Dataset rows
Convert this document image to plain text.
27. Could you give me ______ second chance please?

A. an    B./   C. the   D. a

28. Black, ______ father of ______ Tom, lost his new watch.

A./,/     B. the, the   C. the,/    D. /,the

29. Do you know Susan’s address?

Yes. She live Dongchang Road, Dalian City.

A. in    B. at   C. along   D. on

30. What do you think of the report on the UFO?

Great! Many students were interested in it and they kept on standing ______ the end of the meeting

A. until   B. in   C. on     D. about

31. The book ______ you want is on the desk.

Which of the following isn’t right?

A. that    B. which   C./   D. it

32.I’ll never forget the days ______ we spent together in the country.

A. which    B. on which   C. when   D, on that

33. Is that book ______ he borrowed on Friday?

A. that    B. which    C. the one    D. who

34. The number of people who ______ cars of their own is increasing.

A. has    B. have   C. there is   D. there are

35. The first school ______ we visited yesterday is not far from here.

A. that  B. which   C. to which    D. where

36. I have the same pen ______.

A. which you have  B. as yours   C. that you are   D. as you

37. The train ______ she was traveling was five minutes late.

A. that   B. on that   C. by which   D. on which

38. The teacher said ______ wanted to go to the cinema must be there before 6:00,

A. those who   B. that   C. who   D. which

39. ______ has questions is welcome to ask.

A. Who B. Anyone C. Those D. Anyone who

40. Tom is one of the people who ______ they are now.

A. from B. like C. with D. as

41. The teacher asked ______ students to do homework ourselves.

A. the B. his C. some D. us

==

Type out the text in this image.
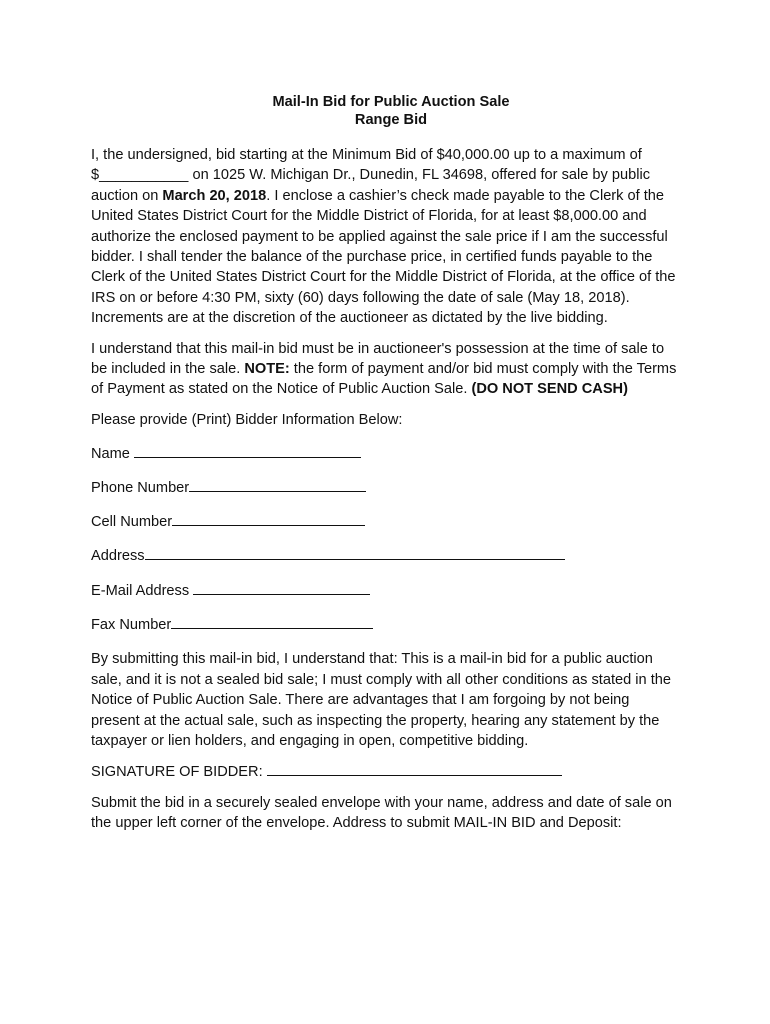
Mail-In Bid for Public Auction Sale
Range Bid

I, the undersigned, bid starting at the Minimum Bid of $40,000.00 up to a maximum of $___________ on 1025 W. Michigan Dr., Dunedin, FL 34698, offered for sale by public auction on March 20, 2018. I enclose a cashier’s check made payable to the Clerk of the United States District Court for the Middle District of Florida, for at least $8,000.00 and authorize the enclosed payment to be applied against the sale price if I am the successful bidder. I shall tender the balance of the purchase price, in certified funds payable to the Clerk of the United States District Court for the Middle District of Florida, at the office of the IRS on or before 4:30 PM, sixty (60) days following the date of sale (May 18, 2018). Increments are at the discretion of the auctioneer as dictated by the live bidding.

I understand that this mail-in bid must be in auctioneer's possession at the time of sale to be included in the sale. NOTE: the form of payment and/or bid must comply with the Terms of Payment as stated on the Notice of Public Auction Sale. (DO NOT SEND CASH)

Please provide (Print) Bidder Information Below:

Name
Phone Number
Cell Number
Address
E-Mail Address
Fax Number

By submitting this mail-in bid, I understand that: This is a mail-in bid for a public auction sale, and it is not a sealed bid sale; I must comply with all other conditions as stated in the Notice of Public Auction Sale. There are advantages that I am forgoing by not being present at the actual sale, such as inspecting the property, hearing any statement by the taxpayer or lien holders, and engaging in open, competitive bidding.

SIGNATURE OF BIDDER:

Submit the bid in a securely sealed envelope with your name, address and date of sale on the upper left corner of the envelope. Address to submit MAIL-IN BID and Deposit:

** EXERCISE DETAILS **
Pick out the lines containing the string "that" and show them.

** ANSWER TO THIS EXERCISE **
A. that    B. which   C./   D. it
A. which    B. on which   C. when   D, on that
33. Is that book ______ he borrowed on Friday?
A. that    B. which    C. the one    D. who
A. that  B. which   C. to which    D. where
A. which you have  B. as yours   C. that you are   D. as you
A. that   B. on that   C. by which   D. on which
A. those who   B. that   C. who   D. which
I understand that this mail-in bid must be in auctioneer's possession at the time of sale to be included in the sale. NOTE: the form of payment and/or bid must comply with the Terms of Payment as stated on the Notice of Public Auction Sale. (DO NOT SEND CASH)
By submitting this mail-in bid, I understand that: This is a mail-in bid for a public auction sale, and it is not a sealed bid sale; I must comply with all other conditions as stated in the Notice of Public Auction Sale. There are advantages that I am forgoing by not being present at the actual sale, such as inspecting the property, hearing any statement by the taxpayer or lien holders, and engaging in open, competitive bidding.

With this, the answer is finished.